— Request —
Look through the lines and report how many include the word "LeedsBradford", giving nothing but the number.

— Data shown —
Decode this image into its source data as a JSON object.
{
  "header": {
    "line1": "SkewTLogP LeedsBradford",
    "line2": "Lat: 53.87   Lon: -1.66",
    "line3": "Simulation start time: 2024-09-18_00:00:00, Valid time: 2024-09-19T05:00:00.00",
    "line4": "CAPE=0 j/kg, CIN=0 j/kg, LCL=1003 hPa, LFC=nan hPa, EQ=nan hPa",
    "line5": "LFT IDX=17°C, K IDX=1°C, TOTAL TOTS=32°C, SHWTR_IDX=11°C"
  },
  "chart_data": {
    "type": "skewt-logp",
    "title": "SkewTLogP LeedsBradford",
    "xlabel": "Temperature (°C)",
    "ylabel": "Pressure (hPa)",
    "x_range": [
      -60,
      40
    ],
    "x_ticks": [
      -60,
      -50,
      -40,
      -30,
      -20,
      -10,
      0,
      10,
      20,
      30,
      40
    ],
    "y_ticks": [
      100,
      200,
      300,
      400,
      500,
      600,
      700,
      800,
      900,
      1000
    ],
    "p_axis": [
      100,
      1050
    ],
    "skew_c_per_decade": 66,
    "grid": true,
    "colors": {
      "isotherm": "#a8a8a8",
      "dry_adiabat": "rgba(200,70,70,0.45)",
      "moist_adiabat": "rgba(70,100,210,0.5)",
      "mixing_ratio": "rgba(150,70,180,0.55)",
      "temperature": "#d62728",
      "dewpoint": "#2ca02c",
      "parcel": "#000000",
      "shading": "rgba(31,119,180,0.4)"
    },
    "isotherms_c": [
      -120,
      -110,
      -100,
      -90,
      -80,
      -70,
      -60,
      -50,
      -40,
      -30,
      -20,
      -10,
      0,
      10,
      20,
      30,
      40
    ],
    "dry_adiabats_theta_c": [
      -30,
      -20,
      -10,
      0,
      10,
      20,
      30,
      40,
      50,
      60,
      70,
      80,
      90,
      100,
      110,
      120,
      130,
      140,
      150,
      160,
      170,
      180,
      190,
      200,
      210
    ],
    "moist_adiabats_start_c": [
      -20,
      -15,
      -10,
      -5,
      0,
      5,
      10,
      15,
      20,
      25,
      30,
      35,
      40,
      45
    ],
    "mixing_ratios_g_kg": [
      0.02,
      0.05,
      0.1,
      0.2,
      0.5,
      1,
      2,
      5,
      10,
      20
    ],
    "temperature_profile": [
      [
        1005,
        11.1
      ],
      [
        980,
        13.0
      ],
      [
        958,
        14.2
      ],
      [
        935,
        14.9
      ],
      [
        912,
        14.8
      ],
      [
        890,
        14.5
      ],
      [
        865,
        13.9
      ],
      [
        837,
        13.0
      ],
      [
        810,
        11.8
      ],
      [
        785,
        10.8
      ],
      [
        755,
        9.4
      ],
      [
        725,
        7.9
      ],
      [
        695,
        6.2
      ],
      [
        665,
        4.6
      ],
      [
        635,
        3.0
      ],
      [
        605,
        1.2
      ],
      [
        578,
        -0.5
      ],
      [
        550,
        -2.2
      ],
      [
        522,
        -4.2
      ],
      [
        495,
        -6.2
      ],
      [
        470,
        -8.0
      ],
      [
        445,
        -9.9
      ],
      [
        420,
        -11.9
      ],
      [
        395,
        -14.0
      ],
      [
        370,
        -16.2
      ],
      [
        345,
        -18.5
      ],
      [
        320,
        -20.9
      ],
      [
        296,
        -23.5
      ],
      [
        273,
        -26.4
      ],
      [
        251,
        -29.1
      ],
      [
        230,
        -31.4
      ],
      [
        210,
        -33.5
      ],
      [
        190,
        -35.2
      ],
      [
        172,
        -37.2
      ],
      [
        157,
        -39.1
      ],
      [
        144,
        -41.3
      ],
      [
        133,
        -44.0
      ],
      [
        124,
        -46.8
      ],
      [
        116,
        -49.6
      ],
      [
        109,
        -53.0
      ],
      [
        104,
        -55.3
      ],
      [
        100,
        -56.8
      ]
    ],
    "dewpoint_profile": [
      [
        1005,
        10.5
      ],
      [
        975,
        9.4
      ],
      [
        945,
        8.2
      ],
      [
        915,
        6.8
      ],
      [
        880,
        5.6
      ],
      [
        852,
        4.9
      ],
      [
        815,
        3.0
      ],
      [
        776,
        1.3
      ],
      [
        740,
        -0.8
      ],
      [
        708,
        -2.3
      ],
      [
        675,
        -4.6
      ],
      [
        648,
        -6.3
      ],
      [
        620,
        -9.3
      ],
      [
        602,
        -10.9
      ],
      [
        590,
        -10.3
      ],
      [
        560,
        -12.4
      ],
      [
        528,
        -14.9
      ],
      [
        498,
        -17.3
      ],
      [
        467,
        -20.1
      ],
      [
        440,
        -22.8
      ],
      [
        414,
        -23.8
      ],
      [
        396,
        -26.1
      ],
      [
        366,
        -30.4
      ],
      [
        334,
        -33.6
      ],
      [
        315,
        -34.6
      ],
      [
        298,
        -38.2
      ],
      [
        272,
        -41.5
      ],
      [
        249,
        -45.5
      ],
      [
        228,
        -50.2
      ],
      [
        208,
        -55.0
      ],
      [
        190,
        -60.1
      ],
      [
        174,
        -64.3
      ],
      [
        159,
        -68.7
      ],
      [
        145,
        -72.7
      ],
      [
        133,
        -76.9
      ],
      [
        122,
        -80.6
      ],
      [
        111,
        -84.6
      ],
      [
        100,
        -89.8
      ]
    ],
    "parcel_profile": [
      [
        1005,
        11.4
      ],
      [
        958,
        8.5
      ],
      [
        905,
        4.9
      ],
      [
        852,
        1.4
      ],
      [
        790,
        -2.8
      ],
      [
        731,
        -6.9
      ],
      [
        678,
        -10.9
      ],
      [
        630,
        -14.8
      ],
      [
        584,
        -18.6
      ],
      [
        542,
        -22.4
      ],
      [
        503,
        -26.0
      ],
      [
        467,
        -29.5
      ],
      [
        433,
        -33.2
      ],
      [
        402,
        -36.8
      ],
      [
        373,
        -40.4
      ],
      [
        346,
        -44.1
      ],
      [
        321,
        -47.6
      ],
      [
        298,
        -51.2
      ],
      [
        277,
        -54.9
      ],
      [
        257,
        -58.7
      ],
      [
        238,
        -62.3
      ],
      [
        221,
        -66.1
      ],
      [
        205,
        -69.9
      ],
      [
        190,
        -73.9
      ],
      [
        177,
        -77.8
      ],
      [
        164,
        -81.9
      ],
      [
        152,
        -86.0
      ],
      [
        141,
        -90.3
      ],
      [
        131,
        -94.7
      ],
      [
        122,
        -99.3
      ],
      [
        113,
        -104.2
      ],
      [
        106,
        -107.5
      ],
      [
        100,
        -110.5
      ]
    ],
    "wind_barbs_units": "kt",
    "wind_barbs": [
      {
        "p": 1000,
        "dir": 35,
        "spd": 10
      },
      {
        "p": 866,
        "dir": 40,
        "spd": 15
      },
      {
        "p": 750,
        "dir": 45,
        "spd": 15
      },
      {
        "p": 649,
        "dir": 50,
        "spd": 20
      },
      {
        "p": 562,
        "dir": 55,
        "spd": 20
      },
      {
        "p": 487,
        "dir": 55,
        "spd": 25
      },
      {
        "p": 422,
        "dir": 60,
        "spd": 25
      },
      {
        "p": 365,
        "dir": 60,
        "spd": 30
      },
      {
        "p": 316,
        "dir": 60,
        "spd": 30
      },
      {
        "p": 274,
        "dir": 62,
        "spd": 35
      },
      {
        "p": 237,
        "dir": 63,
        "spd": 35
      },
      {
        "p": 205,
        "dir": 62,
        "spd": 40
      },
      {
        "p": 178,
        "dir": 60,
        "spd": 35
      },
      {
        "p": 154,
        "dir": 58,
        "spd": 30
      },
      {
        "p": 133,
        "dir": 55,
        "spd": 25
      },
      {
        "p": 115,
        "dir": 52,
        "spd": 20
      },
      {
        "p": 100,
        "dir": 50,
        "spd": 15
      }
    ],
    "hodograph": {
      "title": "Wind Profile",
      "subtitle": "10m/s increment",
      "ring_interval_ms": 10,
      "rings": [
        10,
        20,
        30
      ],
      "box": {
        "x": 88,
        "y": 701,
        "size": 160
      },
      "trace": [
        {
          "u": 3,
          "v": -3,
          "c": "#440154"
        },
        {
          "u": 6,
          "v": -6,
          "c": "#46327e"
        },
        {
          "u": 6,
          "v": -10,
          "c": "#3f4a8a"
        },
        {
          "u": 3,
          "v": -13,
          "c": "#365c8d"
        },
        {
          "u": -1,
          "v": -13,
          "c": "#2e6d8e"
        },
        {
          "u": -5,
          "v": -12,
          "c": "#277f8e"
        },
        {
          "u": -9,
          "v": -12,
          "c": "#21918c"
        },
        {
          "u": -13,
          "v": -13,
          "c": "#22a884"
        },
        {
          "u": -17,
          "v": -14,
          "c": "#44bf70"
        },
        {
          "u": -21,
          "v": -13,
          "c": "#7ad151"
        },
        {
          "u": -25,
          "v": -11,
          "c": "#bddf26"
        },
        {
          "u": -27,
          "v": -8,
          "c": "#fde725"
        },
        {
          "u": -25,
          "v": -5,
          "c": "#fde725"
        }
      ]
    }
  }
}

— Solution —
2